— start of Provided data —

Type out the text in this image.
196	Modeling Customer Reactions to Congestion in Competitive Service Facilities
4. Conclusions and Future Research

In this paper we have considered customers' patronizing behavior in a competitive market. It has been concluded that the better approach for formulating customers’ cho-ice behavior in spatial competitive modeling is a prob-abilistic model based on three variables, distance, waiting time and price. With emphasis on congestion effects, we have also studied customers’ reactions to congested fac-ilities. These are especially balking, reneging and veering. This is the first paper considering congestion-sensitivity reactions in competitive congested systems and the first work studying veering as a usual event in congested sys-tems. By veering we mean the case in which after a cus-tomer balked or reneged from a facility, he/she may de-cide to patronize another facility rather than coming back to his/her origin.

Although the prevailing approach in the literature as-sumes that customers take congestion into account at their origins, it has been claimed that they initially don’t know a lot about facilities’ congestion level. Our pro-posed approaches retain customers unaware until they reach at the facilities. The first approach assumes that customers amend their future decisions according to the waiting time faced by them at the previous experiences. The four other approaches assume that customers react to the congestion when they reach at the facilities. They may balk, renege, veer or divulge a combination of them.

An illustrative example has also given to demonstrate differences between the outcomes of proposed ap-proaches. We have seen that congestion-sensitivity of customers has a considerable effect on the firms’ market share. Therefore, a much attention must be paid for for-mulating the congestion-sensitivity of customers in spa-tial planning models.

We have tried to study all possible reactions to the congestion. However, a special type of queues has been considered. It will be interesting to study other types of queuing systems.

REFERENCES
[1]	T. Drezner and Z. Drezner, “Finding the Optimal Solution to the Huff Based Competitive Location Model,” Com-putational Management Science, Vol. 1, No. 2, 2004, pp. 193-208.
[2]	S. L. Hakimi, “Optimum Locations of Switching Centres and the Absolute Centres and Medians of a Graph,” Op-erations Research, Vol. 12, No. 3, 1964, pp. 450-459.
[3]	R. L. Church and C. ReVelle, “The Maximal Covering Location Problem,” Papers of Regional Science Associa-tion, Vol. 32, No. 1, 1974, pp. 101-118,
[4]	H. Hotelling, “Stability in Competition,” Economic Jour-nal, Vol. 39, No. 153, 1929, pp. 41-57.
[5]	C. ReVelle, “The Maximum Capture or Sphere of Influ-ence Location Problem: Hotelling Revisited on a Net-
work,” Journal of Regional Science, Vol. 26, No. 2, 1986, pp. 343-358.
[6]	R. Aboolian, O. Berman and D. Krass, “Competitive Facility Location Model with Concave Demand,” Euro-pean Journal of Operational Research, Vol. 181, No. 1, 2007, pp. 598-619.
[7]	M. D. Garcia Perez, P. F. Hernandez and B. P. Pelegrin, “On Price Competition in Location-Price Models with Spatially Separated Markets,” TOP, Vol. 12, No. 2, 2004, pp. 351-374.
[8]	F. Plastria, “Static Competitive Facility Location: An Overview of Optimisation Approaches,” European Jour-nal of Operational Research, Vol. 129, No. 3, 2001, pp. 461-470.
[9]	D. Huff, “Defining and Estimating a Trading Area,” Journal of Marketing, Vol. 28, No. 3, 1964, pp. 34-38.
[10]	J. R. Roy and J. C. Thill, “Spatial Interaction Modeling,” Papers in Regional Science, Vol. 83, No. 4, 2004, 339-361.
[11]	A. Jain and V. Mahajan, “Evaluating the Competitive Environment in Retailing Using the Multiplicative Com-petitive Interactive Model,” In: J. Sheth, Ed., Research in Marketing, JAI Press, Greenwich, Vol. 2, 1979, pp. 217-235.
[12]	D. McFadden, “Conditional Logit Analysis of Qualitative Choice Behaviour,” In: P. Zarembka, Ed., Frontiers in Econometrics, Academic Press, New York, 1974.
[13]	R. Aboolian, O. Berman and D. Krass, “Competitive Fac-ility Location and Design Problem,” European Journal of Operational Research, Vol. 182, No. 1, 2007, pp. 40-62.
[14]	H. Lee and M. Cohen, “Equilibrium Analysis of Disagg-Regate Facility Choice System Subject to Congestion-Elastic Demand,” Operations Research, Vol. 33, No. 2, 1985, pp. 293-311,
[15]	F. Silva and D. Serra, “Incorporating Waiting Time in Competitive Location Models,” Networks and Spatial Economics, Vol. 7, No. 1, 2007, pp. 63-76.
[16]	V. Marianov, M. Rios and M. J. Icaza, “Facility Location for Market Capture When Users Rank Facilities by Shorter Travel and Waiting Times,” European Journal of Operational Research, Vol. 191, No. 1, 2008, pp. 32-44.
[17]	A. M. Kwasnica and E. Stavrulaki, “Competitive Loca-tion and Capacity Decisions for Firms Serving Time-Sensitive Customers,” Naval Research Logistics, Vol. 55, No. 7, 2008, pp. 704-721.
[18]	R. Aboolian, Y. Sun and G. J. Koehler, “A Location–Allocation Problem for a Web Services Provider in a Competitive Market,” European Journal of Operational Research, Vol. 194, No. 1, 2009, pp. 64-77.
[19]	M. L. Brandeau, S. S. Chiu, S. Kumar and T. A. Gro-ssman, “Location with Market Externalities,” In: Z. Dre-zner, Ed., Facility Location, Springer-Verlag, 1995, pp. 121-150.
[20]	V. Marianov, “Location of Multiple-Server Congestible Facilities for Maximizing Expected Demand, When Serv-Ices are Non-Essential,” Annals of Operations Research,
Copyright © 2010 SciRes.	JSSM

— end of Provided data —

Directions
Search the records above for "Papers". Copy each line where it is found.

Worked answer
[3]	R. L. Church and C. ReVelle, “The Maximal Covering Location Problem,” Papers of Regional Science Associa-tion, Vol. 32, No. 1, 1974, pp. 101-118,
[10]	J. R. Roy and J. C. Thill, “Spatial Interaction Modeling,” Papers in Regional Science, Vol. 83, No. 4, 2004, 339-361.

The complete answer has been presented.